* _WHAT TO PRODUCE_: Give the number of lines in the entries that contain "work". State only the count.

* _Dataset items_:
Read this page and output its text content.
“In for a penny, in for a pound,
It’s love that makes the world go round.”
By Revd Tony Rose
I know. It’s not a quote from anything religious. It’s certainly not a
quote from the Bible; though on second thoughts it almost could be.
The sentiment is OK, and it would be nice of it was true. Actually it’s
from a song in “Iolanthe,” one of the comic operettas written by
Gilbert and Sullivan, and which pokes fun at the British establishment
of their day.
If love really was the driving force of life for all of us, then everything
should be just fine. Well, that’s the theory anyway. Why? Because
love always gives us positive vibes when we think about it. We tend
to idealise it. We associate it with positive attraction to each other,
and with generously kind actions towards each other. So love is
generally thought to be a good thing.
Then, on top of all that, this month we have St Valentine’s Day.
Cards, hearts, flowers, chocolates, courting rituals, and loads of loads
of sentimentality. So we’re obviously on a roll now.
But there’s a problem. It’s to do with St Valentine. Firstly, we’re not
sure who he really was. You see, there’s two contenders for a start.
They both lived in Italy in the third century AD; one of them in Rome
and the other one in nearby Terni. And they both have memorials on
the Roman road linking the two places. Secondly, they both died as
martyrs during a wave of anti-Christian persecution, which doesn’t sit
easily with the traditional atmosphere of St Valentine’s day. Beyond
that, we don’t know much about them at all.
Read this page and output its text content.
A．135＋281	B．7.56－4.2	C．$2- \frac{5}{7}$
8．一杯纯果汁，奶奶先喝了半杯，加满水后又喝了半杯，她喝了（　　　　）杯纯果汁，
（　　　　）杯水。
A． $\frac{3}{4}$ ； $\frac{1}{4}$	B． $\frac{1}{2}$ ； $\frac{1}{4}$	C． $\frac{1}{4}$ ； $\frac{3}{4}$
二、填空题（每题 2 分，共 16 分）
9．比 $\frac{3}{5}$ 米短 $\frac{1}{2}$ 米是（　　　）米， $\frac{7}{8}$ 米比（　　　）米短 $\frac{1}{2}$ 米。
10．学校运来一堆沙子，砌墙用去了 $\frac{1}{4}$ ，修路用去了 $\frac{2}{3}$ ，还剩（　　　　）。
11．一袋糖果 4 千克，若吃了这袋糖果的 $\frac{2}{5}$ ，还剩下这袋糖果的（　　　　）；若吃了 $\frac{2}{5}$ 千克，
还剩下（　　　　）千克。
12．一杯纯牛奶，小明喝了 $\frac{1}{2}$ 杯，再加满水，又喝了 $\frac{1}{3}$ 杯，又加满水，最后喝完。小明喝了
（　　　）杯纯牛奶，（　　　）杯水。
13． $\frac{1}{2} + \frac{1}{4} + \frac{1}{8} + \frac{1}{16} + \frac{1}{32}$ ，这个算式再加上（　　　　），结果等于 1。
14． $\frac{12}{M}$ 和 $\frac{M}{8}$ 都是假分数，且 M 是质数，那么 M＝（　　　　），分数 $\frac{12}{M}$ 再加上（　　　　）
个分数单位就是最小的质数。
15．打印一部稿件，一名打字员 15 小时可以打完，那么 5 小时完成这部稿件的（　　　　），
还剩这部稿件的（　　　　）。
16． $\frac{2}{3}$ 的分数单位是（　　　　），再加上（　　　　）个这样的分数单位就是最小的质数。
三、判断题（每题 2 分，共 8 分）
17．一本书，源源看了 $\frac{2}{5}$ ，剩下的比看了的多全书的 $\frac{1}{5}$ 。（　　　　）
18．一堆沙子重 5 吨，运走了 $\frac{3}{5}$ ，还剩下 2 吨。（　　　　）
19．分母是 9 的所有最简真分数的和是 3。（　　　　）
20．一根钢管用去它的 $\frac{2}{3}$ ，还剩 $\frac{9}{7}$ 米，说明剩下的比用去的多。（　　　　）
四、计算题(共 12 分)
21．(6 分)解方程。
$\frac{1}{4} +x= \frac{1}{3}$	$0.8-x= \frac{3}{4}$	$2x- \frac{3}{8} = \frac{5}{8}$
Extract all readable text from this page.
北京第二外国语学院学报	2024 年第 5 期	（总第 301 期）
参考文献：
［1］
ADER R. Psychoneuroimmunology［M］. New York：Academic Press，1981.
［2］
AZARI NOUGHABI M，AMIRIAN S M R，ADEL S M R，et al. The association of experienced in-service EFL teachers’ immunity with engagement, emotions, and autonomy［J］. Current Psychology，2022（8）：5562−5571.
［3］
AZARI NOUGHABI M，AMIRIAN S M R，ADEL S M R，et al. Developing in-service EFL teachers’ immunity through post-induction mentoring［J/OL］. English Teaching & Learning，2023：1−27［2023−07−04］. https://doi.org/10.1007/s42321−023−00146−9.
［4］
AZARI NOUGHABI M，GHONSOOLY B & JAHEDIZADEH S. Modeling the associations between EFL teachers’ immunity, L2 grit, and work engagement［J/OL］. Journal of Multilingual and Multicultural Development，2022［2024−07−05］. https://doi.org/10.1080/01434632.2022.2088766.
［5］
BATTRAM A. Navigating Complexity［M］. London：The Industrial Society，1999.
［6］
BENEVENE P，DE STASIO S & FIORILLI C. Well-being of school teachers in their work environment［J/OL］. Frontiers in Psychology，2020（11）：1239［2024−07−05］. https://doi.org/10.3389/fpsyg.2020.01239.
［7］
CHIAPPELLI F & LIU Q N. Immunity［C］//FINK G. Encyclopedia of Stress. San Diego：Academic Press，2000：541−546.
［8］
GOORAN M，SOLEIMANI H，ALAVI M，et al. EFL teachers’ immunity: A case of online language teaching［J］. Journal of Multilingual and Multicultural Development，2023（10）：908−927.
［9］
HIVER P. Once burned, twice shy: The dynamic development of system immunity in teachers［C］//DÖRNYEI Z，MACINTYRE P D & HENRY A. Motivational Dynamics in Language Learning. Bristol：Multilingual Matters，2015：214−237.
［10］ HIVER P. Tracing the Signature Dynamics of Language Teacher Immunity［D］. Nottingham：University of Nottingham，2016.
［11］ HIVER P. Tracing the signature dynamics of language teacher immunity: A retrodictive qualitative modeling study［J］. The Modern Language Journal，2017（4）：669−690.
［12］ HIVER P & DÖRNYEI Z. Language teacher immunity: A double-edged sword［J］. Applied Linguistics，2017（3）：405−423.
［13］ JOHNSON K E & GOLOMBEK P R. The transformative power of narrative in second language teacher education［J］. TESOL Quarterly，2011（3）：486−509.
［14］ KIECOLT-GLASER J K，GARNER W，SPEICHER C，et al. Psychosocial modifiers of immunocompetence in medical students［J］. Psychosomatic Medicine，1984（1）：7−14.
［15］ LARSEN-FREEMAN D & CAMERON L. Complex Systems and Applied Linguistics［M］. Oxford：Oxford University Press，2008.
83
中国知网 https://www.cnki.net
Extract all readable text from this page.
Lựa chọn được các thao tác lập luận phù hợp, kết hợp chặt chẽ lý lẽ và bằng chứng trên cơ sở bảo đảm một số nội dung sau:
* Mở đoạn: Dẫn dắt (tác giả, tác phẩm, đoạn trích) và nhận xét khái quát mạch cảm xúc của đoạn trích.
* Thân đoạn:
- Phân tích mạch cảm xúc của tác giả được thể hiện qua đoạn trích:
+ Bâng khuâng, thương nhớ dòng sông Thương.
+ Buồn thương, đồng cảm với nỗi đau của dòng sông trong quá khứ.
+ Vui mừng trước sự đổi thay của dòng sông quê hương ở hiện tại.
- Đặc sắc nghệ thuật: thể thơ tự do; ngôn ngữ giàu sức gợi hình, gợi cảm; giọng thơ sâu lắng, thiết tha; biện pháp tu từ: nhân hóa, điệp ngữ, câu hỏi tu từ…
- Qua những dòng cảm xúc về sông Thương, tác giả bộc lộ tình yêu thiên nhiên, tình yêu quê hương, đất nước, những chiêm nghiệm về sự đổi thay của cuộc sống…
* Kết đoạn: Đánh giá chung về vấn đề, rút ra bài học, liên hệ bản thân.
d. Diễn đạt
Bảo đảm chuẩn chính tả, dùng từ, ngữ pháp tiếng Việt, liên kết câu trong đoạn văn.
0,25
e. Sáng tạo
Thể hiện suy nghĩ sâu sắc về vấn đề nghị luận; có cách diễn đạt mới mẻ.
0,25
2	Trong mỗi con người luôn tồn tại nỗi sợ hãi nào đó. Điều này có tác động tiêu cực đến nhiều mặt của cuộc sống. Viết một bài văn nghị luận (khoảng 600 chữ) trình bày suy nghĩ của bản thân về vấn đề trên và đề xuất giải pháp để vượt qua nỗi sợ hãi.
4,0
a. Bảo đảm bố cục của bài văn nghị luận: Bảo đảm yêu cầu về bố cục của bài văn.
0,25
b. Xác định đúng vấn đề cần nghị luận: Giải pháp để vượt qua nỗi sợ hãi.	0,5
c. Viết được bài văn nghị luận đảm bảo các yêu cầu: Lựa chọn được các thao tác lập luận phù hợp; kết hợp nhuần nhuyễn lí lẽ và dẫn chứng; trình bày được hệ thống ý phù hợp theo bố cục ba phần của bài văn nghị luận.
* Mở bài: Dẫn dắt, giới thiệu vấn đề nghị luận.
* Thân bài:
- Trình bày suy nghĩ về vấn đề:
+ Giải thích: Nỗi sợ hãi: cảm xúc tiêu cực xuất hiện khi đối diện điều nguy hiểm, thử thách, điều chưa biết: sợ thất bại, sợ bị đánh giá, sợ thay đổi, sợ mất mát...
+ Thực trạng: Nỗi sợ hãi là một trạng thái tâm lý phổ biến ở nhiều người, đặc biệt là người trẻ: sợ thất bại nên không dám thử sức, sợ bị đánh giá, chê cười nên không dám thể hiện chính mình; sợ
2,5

* _CORRECT ANSWER_: 2